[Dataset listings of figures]

——————

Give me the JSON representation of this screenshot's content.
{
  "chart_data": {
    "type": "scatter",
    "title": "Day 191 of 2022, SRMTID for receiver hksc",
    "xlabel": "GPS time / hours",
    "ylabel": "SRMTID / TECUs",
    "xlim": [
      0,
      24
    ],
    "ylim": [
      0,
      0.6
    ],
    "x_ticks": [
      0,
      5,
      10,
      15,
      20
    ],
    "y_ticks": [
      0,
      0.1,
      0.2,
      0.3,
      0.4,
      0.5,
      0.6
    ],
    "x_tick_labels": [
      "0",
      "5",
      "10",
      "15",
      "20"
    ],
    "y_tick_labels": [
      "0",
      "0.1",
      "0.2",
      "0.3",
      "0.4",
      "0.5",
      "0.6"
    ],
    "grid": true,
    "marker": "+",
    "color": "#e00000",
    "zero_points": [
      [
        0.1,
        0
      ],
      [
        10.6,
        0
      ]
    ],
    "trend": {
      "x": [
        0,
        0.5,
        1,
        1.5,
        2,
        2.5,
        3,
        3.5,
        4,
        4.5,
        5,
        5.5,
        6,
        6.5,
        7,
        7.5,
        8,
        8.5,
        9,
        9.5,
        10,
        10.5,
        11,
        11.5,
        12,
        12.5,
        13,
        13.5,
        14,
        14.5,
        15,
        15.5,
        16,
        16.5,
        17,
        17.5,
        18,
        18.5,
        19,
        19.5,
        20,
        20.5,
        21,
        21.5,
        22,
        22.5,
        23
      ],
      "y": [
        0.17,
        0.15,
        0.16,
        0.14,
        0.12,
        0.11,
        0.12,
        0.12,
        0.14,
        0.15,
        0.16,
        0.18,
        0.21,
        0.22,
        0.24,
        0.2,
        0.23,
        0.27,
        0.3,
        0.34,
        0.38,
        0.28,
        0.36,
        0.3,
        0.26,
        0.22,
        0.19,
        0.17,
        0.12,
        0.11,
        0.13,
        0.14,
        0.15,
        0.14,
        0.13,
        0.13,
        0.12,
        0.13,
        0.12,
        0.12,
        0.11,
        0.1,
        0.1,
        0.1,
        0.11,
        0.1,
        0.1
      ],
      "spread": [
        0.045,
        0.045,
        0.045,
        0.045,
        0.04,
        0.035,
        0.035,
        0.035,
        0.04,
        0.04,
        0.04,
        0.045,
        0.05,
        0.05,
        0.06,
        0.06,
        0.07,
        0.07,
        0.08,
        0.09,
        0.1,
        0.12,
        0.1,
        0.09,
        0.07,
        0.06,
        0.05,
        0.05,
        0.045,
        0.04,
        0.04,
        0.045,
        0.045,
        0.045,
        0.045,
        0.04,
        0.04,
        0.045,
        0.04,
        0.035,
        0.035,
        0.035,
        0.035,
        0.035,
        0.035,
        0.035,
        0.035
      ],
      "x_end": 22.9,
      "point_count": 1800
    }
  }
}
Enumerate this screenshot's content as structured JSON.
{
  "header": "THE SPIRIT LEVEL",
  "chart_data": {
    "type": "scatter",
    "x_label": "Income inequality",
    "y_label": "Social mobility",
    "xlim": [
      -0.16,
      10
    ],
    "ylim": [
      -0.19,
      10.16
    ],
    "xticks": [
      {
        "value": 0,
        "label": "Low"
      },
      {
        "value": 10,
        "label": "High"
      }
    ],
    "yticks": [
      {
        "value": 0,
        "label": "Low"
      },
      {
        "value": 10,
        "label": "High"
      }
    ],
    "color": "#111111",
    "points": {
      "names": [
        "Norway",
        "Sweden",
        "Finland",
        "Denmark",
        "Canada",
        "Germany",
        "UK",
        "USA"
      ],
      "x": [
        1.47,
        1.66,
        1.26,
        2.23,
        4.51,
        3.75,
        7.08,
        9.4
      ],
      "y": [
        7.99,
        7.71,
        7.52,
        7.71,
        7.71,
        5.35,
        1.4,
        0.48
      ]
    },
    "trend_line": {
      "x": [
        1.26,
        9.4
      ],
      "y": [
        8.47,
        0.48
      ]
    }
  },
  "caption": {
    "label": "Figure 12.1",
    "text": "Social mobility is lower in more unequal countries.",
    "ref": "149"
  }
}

——————

Task to carry out: What do the records say? Quote them all exactly.

Solution to the problem:
Give me the JSON representation of this screenshot's content.
{
  "chart_data": {
    "type": "scatter",
    "title": "Day 191 of 2022, SRMTID for receiver hksc",
    "xlabel": "GPS time / hours",
    "ylabel": "SRMTID / TECUs",
    "xlim": [
      0,
      24
    ],
    "ylim": [
      0,
      0.6
    ],
    "x_ticks": [
      0,
      5,
      10,
      15,
      20
    ],
    "y_ticks": [
      0,
      0.1,
      0.2,
      0.3,
      0.4,
      0.5,
      0.6
    ],
    "x_tick_labels": [
      "0",
      "5",
      "10",
      "15",
      "20"
    ],
    "y_tick_labels": [
      "0",
      "0.1",
      "0.2",
      "0.3",
      "0.4",
      "0.5",
      "0.6"
    ],
    "grid": true,
    "marker": "+",
    "color": "#e00000",
    "zero_points": [
      [
        0.1,
        0
      ],
      [
        10.6,
        0
      ]
    ],
    "trend": {
      "x": [
        0,
        0.5,
        1,
        1.5,
        2,
        2.5,
        3,
        3.5,
        4,
        4.5,
        5,
        5.5,
        6,
        6.5,
        7,
        7.5,
        8,
        8.5,
        9,
        9.5,
        10,
        10.5,
        11,
        11.5,
        12,
        12.5,
        13,
        13.5,
        14,
        14.5,
        15,
        15.5,
        16,
        16.5,
        17,
        17.5,
        18,
        18.5,
        19,
        19.5,
        20,
        20.5,
        21,
        21.5,
        22,
        22.5,
        23
      ],
      "y": [
        0.17,
        0.15,
        0.16,
        0.14,
        0.12,
        0.11,
        0.12,
        0.12,
        0.14,
        0.15,
        0.16,
        0.18,
        0.21,
        0.22,
        0.24,
        0.2,
        0.23,
        0.27,
        0.3,
        0.34,
        0.38,
        0.28,
        0.36,
        0.3,
        0.26,
        0.22,
        0.19,
        0.17,
        0.12,
        0.11,
        0.13,
        0.14,
        0.15,
        0.14,
        0.13,
        0.13,
        0.12,
        0.13,
        0.12,
        0.12,
        0.11,
        0.1,
        0.1,
        0.1,
        0.11,
        0.1,
        0.1
      ],
      "spread": [
        0.045,
        0.045,
        0.045,
        0.045,
        0.04,
        0.035,
        0.035,
        0.035,
        0.04,
        0.04,
        0.04,
        0.045,
        0.05,
        0.05,
        0.06,
        0.06,
        0.07,
        0.07,
        0.08,
        0.09,
        0.1,
        0.12,
        0.1,
        0.09,
        0.07,
        0.06,
        0.05,
        0.05,
        0.045,
        0.04,
        0.04,
        0.045,
        0.045,
        0.045,
        0.045,
        0.04,
        0.04,
        0.045,
        0.04,
        0.035,
        0.035,
        0.035,
        0.035,
        0.035,
        0.035,
        0.035,
        0.035
      ],
      "x_end": 22.9,
      "point_count": 1800
    }
  }
}
Enumerate this screenshot's content as structured JSON.
{
  "header": "THE SPIRIT LEVEL",
  "chart_data": {
    "type": "scatter",
    "x_label": "Income inequality",
    "y_label": "Social mobility",
    "xlim": [
      -0.16,
      10
    ],
    "ylim": [
      -0.19,
      10.16
    ],
    "xticks": [
      {
        "value": 0,
        "label": "Low"
      },
      {
        "value": 10,
        "label": "High"
      }
    ],
    "yticks": [
      {
        "value": 0,
        "label": "Low"
      },
      {
        "value": 10,
        "label": "High"
      }
    ],
    "color": "#111111",
    "points": {
      "names": [
        "Norway",
        "Sweden",
        "Finland",
        "Denmark",
        "Canada",
        "Germany",
        "UK",
        "USA"
      ],
      "x": [
        1.47,
        1.66,
        1.26,
        2.23,
        4.51,
        3.75,
        7.08,
        9.4
      ],
      "y": [
        7.99,
        7.71,
        7.52,
        7.71,
        7.71,
        5.35,
        1.4,
        0.48
      ]
    },
    "trend_line": {
      "x": [
        1.26,
        9.4
      ],
      "y": [
        8.47,
        0.48
      ]
    }
  },
  "caption": {
    "label": "Figure 12.1",
    "text": "Social mobility is lower in more unequal countries.",
    "ref": "149"
  }
}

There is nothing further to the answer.